━━━ Input records
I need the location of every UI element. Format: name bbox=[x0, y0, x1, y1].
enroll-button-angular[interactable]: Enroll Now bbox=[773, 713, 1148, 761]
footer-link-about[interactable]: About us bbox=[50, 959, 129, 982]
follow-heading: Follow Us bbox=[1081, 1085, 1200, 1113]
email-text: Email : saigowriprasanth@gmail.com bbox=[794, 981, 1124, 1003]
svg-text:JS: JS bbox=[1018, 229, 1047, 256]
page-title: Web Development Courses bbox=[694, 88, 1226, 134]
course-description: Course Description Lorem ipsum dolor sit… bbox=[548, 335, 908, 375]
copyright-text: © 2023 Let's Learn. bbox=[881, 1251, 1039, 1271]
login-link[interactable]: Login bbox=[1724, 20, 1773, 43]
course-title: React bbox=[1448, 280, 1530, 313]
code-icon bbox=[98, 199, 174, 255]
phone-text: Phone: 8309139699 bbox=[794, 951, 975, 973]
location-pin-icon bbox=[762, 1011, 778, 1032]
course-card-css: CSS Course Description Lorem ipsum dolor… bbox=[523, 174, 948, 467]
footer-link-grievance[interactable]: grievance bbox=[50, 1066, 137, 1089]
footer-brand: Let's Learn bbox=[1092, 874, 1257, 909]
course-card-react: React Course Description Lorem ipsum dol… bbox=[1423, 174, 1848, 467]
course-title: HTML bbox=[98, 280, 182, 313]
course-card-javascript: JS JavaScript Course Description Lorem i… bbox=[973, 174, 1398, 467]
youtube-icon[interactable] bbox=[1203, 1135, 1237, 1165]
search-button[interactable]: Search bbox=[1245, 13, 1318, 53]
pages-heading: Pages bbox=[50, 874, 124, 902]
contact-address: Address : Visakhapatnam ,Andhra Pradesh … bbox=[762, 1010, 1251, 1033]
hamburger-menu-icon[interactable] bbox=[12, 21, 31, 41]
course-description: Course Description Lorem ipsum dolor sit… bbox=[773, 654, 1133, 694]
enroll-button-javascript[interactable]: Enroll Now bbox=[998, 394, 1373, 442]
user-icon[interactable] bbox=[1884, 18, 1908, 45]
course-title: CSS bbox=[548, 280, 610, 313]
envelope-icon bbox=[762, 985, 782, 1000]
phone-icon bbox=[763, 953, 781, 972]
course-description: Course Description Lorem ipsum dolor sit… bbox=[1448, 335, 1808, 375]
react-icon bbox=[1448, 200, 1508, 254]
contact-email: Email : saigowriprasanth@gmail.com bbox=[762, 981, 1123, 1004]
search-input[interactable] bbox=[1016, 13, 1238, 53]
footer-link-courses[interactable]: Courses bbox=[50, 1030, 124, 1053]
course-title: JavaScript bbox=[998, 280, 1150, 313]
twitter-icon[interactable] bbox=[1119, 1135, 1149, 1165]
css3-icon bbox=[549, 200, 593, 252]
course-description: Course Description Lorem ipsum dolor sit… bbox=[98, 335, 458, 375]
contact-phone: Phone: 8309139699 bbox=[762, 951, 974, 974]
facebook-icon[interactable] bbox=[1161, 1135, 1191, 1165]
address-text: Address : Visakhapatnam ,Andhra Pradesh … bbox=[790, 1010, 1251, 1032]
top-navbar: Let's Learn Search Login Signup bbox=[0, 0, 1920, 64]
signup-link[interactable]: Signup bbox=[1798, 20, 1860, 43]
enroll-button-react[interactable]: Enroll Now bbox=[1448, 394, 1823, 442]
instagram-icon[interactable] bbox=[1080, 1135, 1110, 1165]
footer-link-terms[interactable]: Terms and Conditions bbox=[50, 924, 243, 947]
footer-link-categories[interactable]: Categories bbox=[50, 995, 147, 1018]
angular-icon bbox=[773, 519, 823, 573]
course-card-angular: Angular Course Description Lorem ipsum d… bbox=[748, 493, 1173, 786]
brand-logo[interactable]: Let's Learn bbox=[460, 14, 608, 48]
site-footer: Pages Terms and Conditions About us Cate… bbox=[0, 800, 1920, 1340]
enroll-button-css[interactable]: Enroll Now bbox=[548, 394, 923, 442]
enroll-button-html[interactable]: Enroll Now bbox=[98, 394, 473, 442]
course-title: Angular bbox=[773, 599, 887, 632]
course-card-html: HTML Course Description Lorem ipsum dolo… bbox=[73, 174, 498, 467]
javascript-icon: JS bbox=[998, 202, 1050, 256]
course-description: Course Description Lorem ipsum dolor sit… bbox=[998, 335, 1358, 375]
━━━━━━
**Exercise requirements:** Convert the lines of every entry above into a JSON list of strings, one string per line, leaving out blank lines.

**Exercise result:**
[
  "I need the location of every UI element. Format: name bbox=[x0, y0, x1, y1].",
  "enroll-button-angular[interactable]: Enroll Now bbox=[773, 713, 1148, 761]",
  "footer-link-about[interactable]: About us bbox=[50, 959, 129, 982]",
  "follow-heading: Follow Us bbox=[1081, 1085, 1200, 1113]",
  "email-text: Email : saigowriprasanth@gmail.com bbox=[794, 981, 1124, 1003]",
  "svg-text:JS: JS bbox=[1018, 229, 1047, 256]",
  "page-title: Web Development Courses bbox=[694, 88, 1226, 134]",
  "course-description: Course Description Lorem ipsum dolor sit… bbox=[548, 335, 908, 375]",
  "copyright-text: © 2023 Let's Learn. bbox=[881, 1251, 1039, 1271]",
  "login-link[interactable]: Login bbox=[1724, 20, 1773, 43]",
  "course-title: React bbox=[1448, 280, 1530, 313]",
  "code-icon bbox=[98, 199, 174, 255]",
  "phone-text: Phone: 8309139699 bbox=[794, 951, 975, 973]",
  "location-pin-icon bbox=[762, 1011, 778, 1032]",
  "course-card-css: CSS Course Description Lorem ipsum dolor… bbox=[523, 174, 948, 467]",
  "footer-link-grievance[interactable]: grievance bbox=[50, 1066, 137, 1089]",
  "footer-brand: Let's Learn bbox=[1092, 874, 1257, 909]",
  "course-card-react: React Course Description Lorem ipsum dol… bbox=[1423, 174, 1848, 467]",
  "course-title: HTML bbox=[98, 280, 182, 313]",
  "course-card-javascript: JS JavaScript Course Description Lorem i… bbox=[973, 174, 1398, 467]",
  "youtube-icon[interactable] bbox=[1203, 1135, 1237, 1165]",
  "search-button[interactable]: Search bbox=[1245, 13, 1318, 53]",
  "pages-heading: Pages bbox=[50, 874, 124, 902]",
  "contact-address: Address : Visakhapatnam ,Andhra Pradesh … bbox=[762, 1010, 1251, 1033]",
  "hamburger-menu-icon[interactable] bbox=[12, 21, 31, 41]",
  "course-description: Course Description Lorem ipsum dolor sit… bbox=[773, 654, 1133, 694]",
  "enroll-button-javascript[interactable]: Enroll Now bbox=[998, 394, 1373, 442]",
  "user-icon[interactable] bbox=[1884, 18, 1908, 45]",
  "course-title: CSS bbox=[548, 280, 610, 313]",
  "envelope-icon bbox=[762, 985, 782, 1000]",
  "phone-icon bbox=[763, 953, 781, 972]",
  "course-description: Course Description Lorem ipsum dolor sit… bbox=[1448, 335, 1808, 375]",
  "react-icon bbox=[1448, 200, 1508, 254]",
  "contact-email: Email : saigowriprasanth@gmail.com bbox=[762, 981, 1123, 1004]",
  "search-input[interactable] bbox=[1016, 13, 1238, 53]",
  "footer-link-courses[interactable]: Courses bbox=[50, 1030, 124, 1053]",
  "course-title: JavaScript bbox=[998, 280, 1150, 313]",
  "twitter-icon[interactable] bbox=[1119, 1135, 1149, 1165]",
  "css3-icon bbox=[549, 200, 593, 252]",
  "course-description: Course Description Lorem ipsum dolor sit… bbox=[98, 335, 458, 375]",
  "contact-phone: Phone: 8309139699 bbox=[762, 951, 974, 974]",
  "facebook-icon[interactable] bbox=[1161, 1135, 1191, 1165]",
  "address-text: Address : Visakhapatnam ,Andhra Pradesh … bbox=[790, 1010, 1251, 1032]",
  "top-navbar: Let's Learn Search Login Signup bbox=[0, 0, 1920, 64]",
  "signup-link[interactable]: Signup bbox=[1798, 20, 1860, 43]",
  "enroll-button-react[interactable]: Enroll Now bbox=[1448, 394, 1823, 442]",
  "instagram-icon[interactable] bbox=[1080, 1135, 1110, 1165]",
  "footer-link-terms[interactable]: Terms and Conditions bbox=[50, 924, 243, 947]",
  "footer-link-categories[interactable]: Categories bbox=[50, 995, 147, 1018]",
  "angular-icon bbox=[773, 519, 823, 573]",
  "course-card-angular: Angular Course Description Lorem ipsum d… bbox=[748, 493, 1173, 786]",
  "brand-logo[interactable]: Let's Learn bbox=[460, 14, 608, 48]",
  "site-footer: Pages Terms and Conditions About us Cate… bbox=[0, 800, 1920, 1340]",
  "enroll-button-css[interactable]: Enroll Now bbox=[548, 394, 923, 442]",
  "enroll-button-html[interactable]: Enroll Now bbox=[98, 394, 473, 442]",
  "course-title: Angular bbox=[773, 599, 887, 632]",
  "course-card-html: HTML Course Description Lorem ipsum dolo… bbox=[73, 174, 498, 467]",
  "javascript-icon: JS bbox=[998, 202, 1050, 256]",
  "course-description: Course Description Lorem ipsum dolor sit… bbox=[998, 335, 1358, 375]"
]